## Stated goal
State how many lines of the data contain the word "title", and write nothing besides the number.

## Extracted information
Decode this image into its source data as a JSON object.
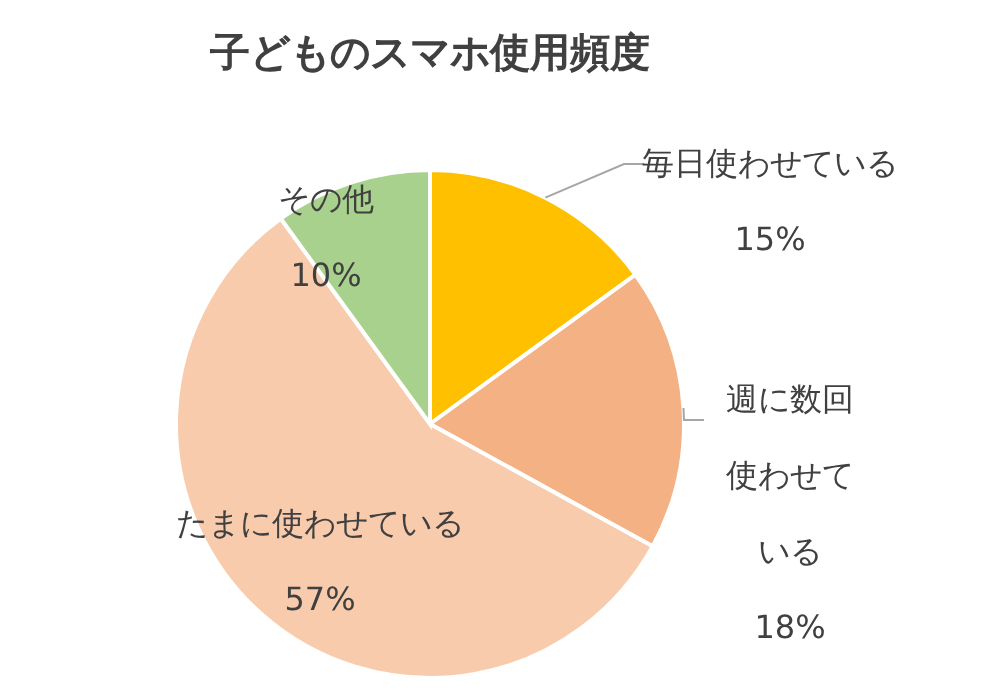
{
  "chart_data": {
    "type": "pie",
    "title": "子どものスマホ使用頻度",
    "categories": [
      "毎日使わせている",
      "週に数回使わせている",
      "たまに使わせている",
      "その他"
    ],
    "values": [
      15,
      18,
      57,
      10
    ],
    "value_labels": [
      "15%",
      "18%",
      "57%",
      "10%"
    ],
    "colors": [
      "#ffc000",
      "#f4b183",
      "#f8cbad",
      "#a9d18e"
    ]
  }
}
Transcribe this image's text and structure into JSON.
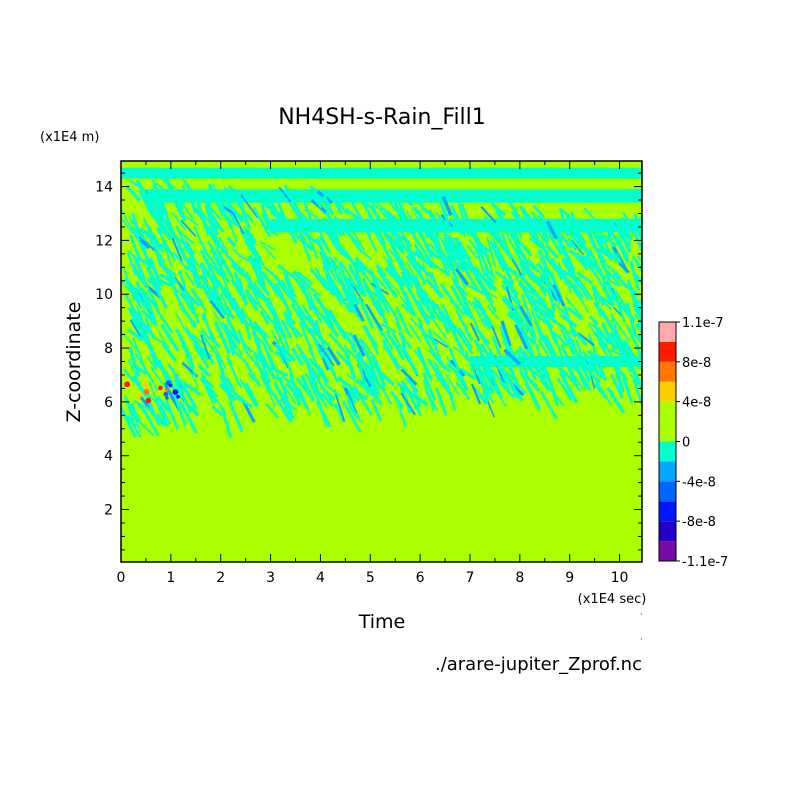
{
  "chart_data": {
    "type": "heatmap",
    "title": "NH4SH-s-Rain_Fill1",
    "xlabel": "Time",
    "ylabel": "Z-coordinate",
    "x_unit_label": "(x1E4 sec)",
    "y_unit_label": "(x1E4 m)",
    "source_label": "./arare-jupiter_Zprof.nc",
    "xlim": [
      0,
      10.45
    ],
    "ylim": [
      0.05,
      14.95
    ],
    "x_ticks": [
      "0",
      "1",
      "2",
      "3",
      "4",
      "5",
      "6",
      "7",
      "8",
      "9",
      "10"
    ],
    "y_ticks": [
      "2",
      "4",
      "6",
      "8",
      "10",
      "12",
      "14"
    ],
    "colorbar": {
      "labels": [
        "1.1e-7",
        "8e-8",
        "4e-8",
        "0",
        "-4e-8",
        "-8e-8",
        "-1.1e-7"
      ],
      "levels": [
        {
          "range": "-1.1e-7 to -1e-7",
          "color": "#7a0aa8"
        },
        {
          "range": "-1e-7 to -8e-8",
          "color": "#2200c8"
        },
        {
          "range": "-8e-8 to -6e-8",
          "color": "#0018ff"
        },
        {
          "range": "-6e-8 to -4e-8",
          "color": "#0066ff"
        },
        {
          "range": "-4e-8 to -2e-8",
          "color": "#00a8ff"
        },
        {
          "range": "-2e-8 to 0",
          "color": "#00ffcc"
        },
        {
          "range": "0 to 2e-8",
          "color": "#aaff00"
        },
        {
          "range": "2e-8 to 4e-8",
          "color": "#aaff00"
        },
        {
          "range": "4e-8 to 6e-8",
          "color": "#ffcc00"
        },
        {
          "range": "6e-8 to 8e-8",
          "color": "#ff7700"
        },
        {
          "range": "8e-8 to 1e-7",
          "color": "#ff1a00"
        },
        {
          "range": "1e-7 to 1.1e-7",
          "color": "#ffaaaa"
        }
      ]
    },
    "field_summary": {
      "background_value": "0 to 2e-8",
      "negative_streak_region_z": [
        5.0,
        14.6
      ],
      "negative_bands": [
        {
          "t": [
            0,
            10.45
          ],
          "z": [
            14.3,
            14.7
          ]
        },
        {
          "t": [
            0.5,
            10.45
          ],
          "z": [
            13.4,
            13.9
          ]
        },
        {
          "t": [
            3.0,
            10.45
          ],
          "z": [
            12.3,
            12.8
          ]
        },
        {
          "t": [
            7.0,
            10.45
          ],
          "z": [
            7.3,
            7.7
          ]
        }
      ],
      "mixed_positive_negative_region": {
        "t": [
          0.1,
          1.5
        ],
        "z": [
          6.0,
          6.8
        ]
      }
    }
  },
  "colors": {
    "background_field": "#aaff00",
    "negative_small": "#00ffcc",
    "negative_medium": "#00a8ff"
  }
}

## Complete answer
2